- Your task: Reproduce each line exactly. Skip none.

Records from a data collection
──────

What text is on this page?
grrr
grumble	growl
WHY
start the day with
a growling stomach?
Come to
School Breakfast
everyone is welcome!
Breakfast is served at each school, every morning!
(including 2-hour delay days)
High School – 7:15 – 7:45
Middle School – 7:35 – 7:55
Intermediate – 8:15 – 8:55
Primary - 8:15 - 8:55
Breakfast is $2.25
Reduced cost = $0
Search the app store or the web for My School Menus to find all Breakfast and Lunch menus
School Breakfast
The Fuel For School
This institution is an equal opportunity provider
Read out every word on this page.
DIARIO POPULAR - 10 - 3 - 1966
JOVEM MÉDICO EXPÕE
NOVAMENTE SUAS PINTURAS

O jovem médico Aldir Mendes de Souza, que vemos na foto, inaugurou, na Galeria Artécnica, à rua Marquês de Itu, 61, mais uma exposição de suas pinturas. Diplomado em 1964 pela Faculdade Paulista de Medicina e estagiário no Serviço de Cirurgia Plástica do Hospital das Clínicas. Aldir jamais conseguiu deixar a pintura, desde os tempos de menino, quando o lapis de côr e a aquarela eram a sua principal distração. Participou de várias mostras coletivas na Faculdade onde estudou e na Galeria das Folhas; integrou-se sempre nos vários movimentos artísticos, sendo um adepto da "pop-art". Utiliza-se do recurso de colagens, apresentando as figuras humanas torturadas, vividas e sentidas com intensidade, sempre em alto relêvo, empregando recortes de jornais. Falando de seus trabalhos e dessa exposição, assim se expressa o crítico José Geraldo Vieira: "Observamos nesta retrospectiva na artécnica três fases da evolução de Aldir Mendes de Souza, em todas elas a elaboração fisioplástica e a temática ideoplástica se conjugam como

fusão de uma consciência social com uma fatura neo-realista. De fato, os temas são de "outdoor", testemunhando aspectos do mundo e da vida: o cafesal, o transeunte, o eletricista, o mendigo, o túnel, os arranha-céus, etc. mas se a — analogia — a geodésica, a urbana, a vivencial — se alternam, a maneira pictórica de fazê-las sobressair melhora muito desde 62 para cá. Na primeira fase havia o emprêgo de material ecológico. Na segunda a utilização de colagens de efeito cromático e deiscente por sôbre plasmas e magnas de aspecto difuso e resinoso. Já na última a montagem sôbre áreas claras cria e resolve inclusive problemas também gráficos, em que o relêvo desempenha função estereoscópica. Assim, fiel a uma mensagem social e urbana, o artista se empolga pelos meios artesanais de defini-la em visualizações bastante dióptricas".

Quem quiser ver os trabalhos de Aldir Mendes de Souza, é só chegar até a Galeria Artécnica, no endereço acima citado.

──────

- Correct response:
What text is on this page?
grrr
grumble	growl
WHY
start the day with
a growling stomach?
Come to
School Breakfast
everyone is welcome!
Breakfast is served at each school, every morning!
(including 2-hour delay days)
High School – 7:15 – 7:45
Middle School – 7:35 – 7:55
Intermediate – 8:15 – 8:55
Primary - 8:15 - 8:55
Breakfast is $2.25
Reduced cost = $0
Search the app store or the web for My School Menus to find all Breakfast and Lunch menus
School Breakfast
The Fuel For School
This institution is an equal opportunity provider
Read out every word on this page.
DIARIO POPULAR - 10 - 3 - 1966
JOVEM MÉDICO EXPÕE
NOVAMENTE SUAS PINTURAS

O jovem médico Aldir Mendes de Souza, que vemos na foto, inaugurou, na Galeria Artécnica, à rua Marquês de Itu, 61, mais uma exposição de suas pinturas. Diplomado em 1964 pela Faculdade Paulista de Medicina e estagiário no Serviço de Cirurgia Plástica do Hospital das Clínicas. Aldir jamais conseguiu deixar a pintura, desde os tempos de menino, quando o lapis de côr e a aquarela eram a sua principal distração. Participou de várias mostras coletivas na Faculdade onde estudou e na Galeria das Folhas; integrou-se sempre nos vários movimentos artísticos, sendo um adepto da "pop-art". Utiliza-se do recurso de colagens, apresentando as figuras humanas torturadas, vividas e sentidas com intensidade, sempre em alto relêvo, empregando recortes de jornais. Falando de seus trabalhos e dessa exposição, assim se expressa o crítico José Geraldo Vieira: "Observamos nesta retrospectiva na artécnica três fases da evolução de Aldir Mendes de Souza, em todas elas a elaboração fisioplástica e a temática ideoplástica se conjugam como

fusão de uma consciência social com uma fatura neo-realista. De fato, os temas são de "outdoor", testemunhando aspectos do mundo e da vida: o cafesal, o transeunte, o eletricista, o mendigo, o túnel, os arranha-céus, etc. mas se a — analogia — a geodésica, a urbana, a vivencial — se alternam, a maneira pictórica de fazê-las sobressair melhora muito desde 62 para cá. Na primeira fase havia o emprêgo de material ecológico. Na segunda a utilização de colagens de efeito cromático e deiscente por sôbre plasmas e magnas de aspecto difuso e resinoso. Já na última a montagem sôbre áreas claras cria e resolve inclusive problemas também gráficos, em que o relêvo desempenha função estereoscópica. Assim, fiel a uma mensagem social e urbana, o artista se empolga pelos meios artesanais de defini-la em visualizações bastante dióptricas".

Quem quiser ver os trabalhos de Aldir Mendes de Souza, é só chegar até a Galeria Artécnica, no endereço acima citado.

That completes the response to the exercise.